Task to carry out: Any picture among the records should be left out, please; retype the rest exactly.

Data excerpts:
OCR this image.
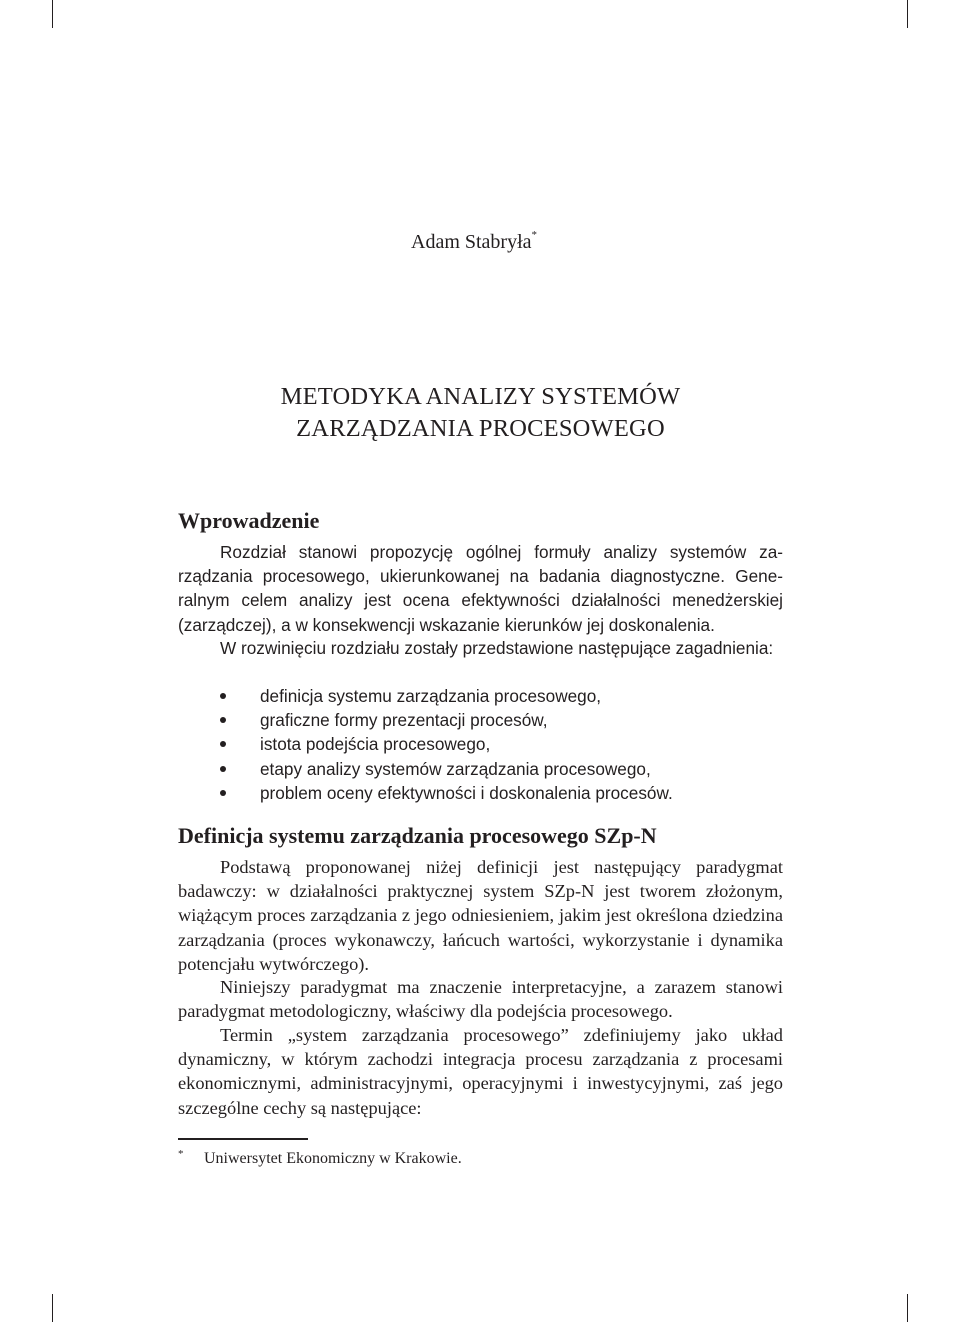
Adam Stabryła*
METODYKA ANALIZY SYSTEMÓW
ZARZĄDZANIA PROCESOWEGO
Wprowadzenie

Rozdział stanowi propozycję ogólnej formuły analizy systemów zarządzania procesowego, ukierunkowanej na badania diagnostyczne. Generalnym celem analizy jest ocena efektywności działalności menedżerskiej (zarządczej), a w konsekwencji wskazanie kierunków jej doskonalenia.

W rozwinięciu rozdziału zostały przedstawione następujące zagadnienia:

definicja systemu zarządzania procesowego,
graficzne formy prezentacji procesów,
istota podejścia procesowego,
etapy analizy systemów zarządzania procesowego,
problem oceny efektywności i doskonalenia procesów.
Definicja systemu zarządzania procesowego SZp-N

Podstawą proponowanej niżej definicji jest następujący paradygmat badawczy: w działalności praktycznej system SZp-N jest tworem złożonym, wiążącym proces zarządzania z jego odniesieniem, jakim jest określona dziedzina zarządzania (proces wykonawczy, łańcuch wartości, wykorzystanie i dynamika potencjału wytwórczego).

Niniejszy paradygmat ma znaczenie interpretacyjne, a zarazem stanowi paradygmat metodologiczny, właściwy dla podejścia procesowego.

Termin „system zarządzania procesowego” zdefiniujemy jako układ dynamiczny, w którym zachodzi integracja procesu zarządzania z procesami ekonomicznymi, administracyjnymi, operacyjnymi i inwestycyjnymi, zaś jego szczególne cechy są następujące:

* Uniwersytet Ekonomiczny w Krakowie.
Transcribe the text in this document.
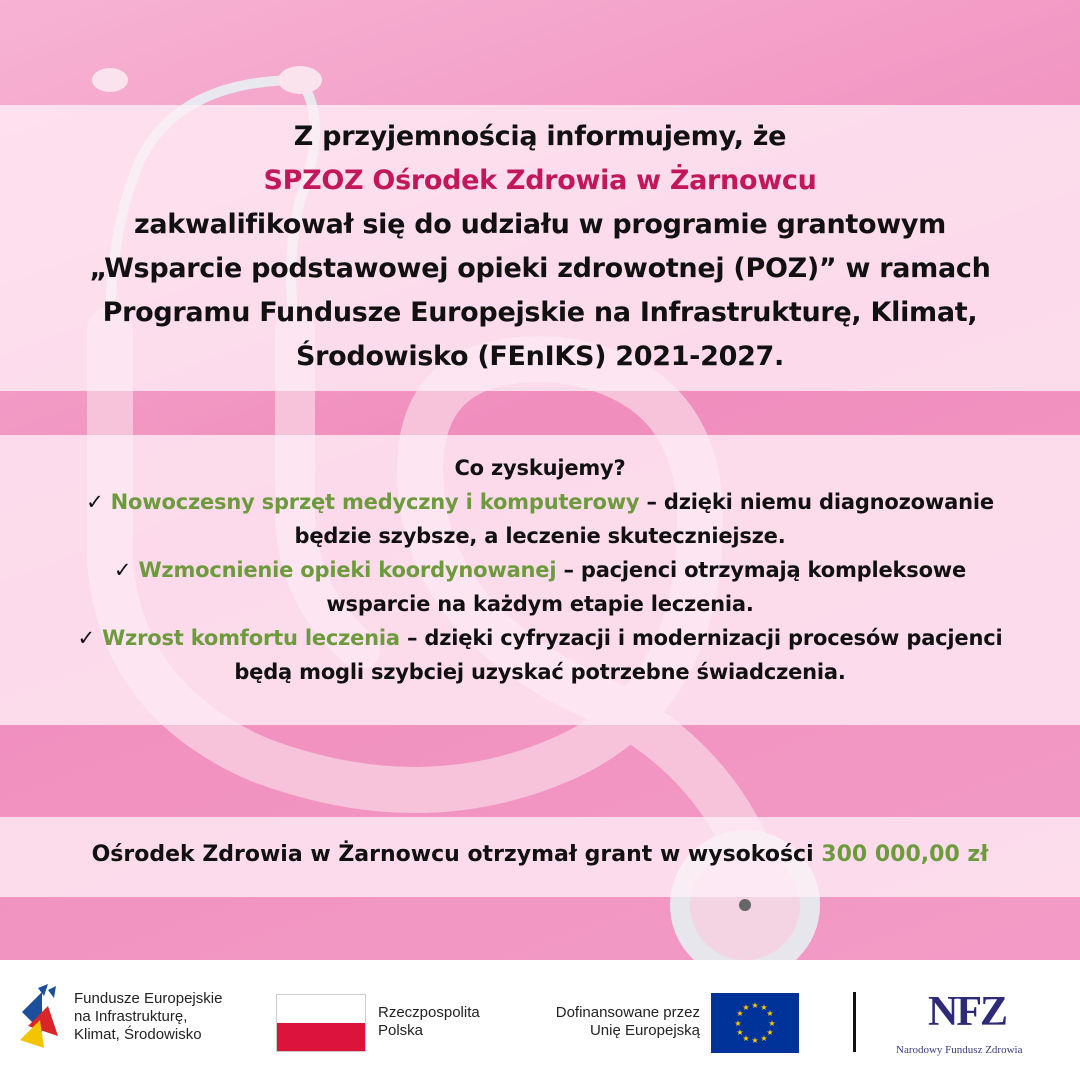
Z przyjemnością informujemy, że
SPZOZ Ośrodek Zdrowia w Żarnowcu
zakwalifikował się do udziału w programie grantowym
„Wsparcie podstawowej opieki zdrowotnej (POZ)” w ramach
Programu Fundusze Europejskie na Infrastrukturę, Klimat,
Środowisko (FEnIKS) 2021-2027.
Co zyskujemy?
✓ Nowoczesny sprzęt medyczny i komputerowy – dzięki niemu diagnozowanie
będzie szybsze, a leczenie skuteczniejsze.
✓ Wzmocnienie opieki koordynowanej – pacjenci otrzymają kompleksowe
wsparcie na każdym etapie leczenia.
✓ Wzrost komfortu leczenia – dzięki cyfryzacji i modernizacji procesów pacjenci
będą mogli szybciej uzyskać potrzebne świadczenia.
Ośrodek Zdrowia w Żarnowcu otrzymał grant w wysokości 300 000,00 zł
Fundusze Europejskie
na Infrastrukturę,
Klimat, Środowisko
Rzeczpospolita
Polska
Dofinansowane przez
Unię Europejską
★ ★
★
★
★
★
★
★
★
★
★
★	NFZ
Narodowy Fundusz Zdrowia
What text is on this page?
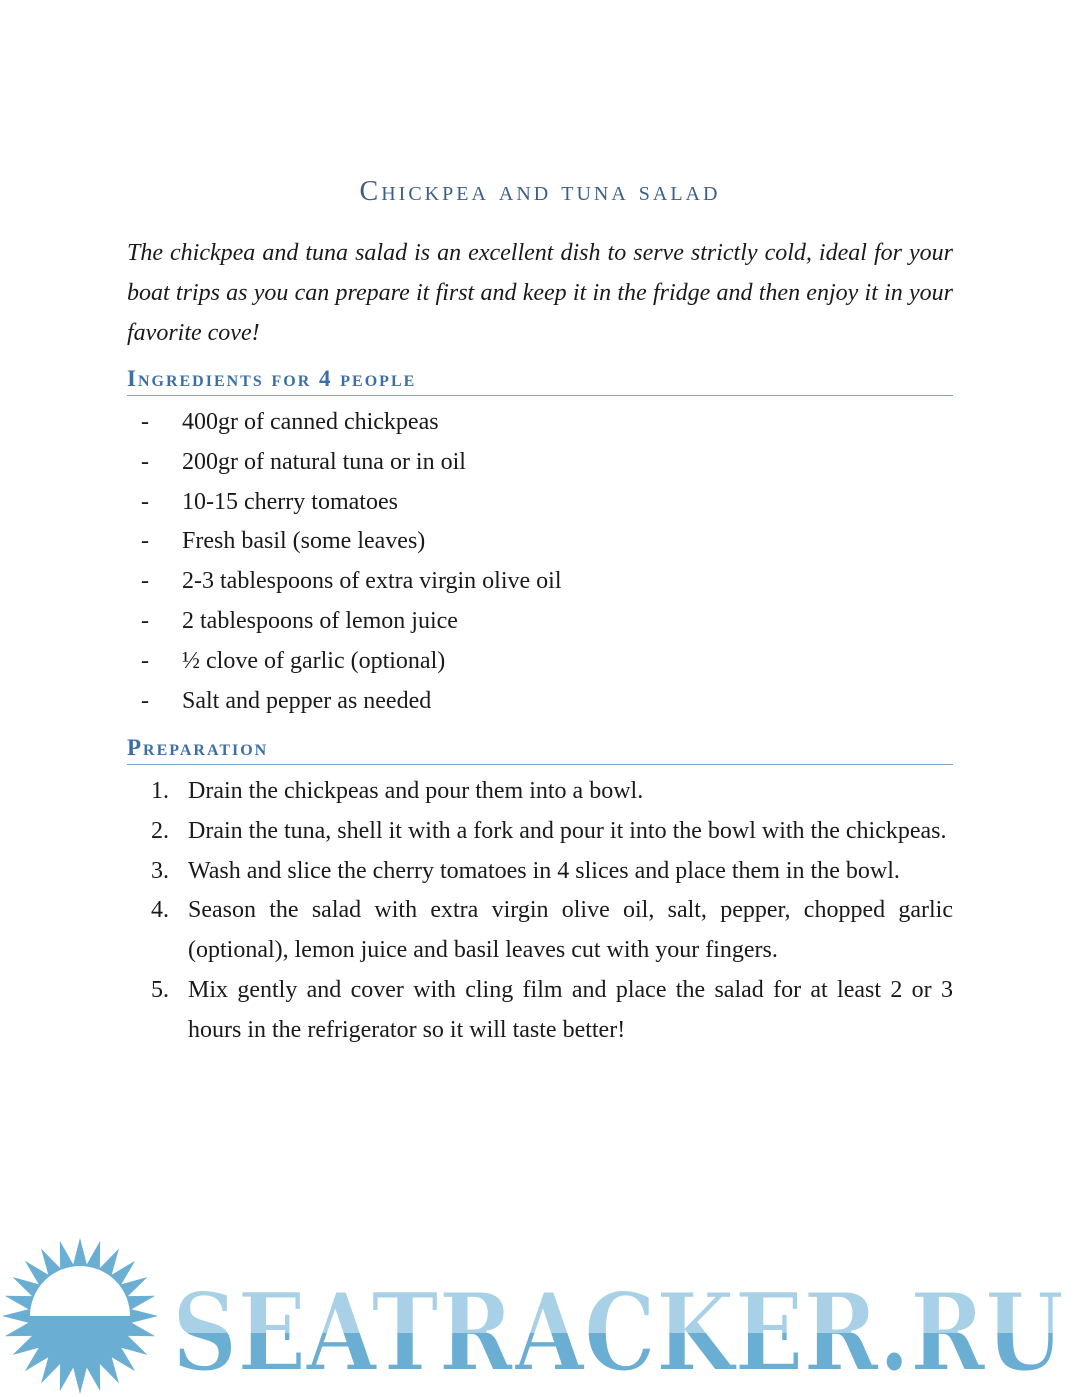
Chickpea and tuna salad
The chickpea and tuna salad is an excellent dish to serve strictly cold, ideal for your boat trips as you can prepare it first and keep it in the fridge and then enjoy it in your favorite cove!
Ingredients for 4 people
- 400gr of canned chickpeas
- 200gr of natural tuna or in oil
- 10-15 cherry tomatoes
- Fresh basil (some leaves)
- 2-3 tablespoons of extra virgin olive oil
- 2 tablespoons of lemon juice
- ½ clove of garlic (optional)
- Salt and pepper as needed
Preparation
1. Drain the chickpeas and pour them into a bowl.
2. Drain the tuna, shell it with a fork and pour it into the bowl with the chickpeas.
3. Wash and slice the cherry tomatoes in 4 slices and place them in the bowl.
4. Season the salad with extra virgin olive oil, salt, pepper, chopped garlic (optional), lemon juice and basil leaves cut with your fingers.
5. Mix gently and cover with cling film and place the salad for at least 2 or 3 hours in the refrigerator so it will taste better!
SEATRACKER.RU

Result of the exercise:
OCR this image.
Adam Stabryła*
METODYKA ANALIZY SYSTEMÓW
ZARZĄDZANIA PROCESOWEGO
Wprowadzenie

Rozdział stanowi propozycję ogólnej formuły analizy systemów zarządzania procesowego, ukierunkowanej na badania diagnostyczne. Generalnym celem analizy jest ocena efektywności działalności menedżerskiej (zarządczej), a w konsekwencji wskazanie kierunków jej doskonalenia.

W rozwinięciu rozdziału zostały przedstawione następujące zagadnienia:

definicja systemu zarządzania procesowego,
graficzne formy prezentacji procesów,
istota podejścia procesowego,
etapy analizy systemów zarządzania procesowego,
problem oceny efektywności i doskonalenia procesów.
Definicja systemu zarządzania procesowego SZp-N

Podstawą proponowanej niżej definicji jest następujący paradygmat badawczy: w działalności praktycznej system SZp-N jest tworem złożonym, wiążącym proces zarządzania z jego odniesieniem, jakim jest określona dziedzina zarządzania (proces wykonawczy, łańcuch wartości, wykorzystanie i dynamika potencjału wytwórczego).

Niniejszy paradygmat ma znaczenie interpretacyjne, a zarazem stanowi paradygmat metodologiczny, właściwy dla podejścia procesowego.

Termin „system zarządzania procesowego” zdefiniujemy jako układ dynamiczny, w którym zachodzi integracja procesu zarządzania z procesami ekonomicznymi, administracyjnymi, operacyjnymi i inwestycyjnymi, zaś jego szczególne cechy są następujące:

* Uniwersytet Ekonomiczny w Krakowie.
Transcribe the text in this document.
Z przyjemnością informujemy, że
SPZOZ Ośrodek Zdrowia w Żarnowcu
zakwalifikował się do udziału w programie grantowym
„Wsparcie podstawowej opieki zdrowotnej (POZ)” w ramach
Programu Fundusze Europejskie na Infrastrukturę, Klimat,
Środowisko (FEnIKS) 2021-2027.
Co zyskujemy?
✓ Nowoczesny sprzęt medyczny i komputerowy – dzięki niemu diagnozowanie
będzie szybsze, a leczenie skuteczniejsze.
✓ Wzmocnienie opieki koordynowanej – pacjenci otrzymają kompleksowe
wsparcie na każdym etapie leczenia.
✓ Wzrost komfortu leczenia – dzięki cyfryzacji i modernizacji procesów pacjenci
będą mogli szybciej uzyskać potrzebne świadczenia.
Ośrodek Zdrowia w Żarnowcu otrzymał grant w wysokości 300 000,00 zł
Fundusze Europejskie
na Infrastrukturę,
Klimat, Środowisko
Rzeczpospolita
Polska
Dofinansowane przez
Unię Europejską
★ ★
★
★
★
★
★
★
★
★
★
★	NFZ
Narodowy Fundusz Zdrowia
What text is on this page?
Chickpea and tuna salad
The chickpea and tuna salad is an excellent dish to serve strictly cold, ideal for your boat trips as you can prepare it first and keep it in the fridge and then enjoy it in your favorite cove!
Ingredients for 4 people
- 400gr of canned chickpeas
- 200gr of natural tuna or in oil
- 10-15 cherry tomatoes
- Fresh basil (some leaves)
- 2-3 tablespoons of extra virgin olive oil
- 2 tablespoons of lemon juice
- ½ clove of garlic (optional)
- Salt and pepper as needed
Preparation
1. Drain the chickpeas and pour them into a bowl.
2. Drain the tuna, shell it with a fork and pour it into the bowl with the chickpeas.
3. Wash and slice the cherry tomatoes in 4 slices and place them in the bowl.
4. Season the salad with extra virgin olive oil, salt, pepper, chopped garlic (optional), lemon juice and basil leaves cut with your fingers.
5. Mix gently and cover with cling film and place the salad for at least 2 or 3 hours in the refrigerator so it will taste better!
SEATRACKER.RU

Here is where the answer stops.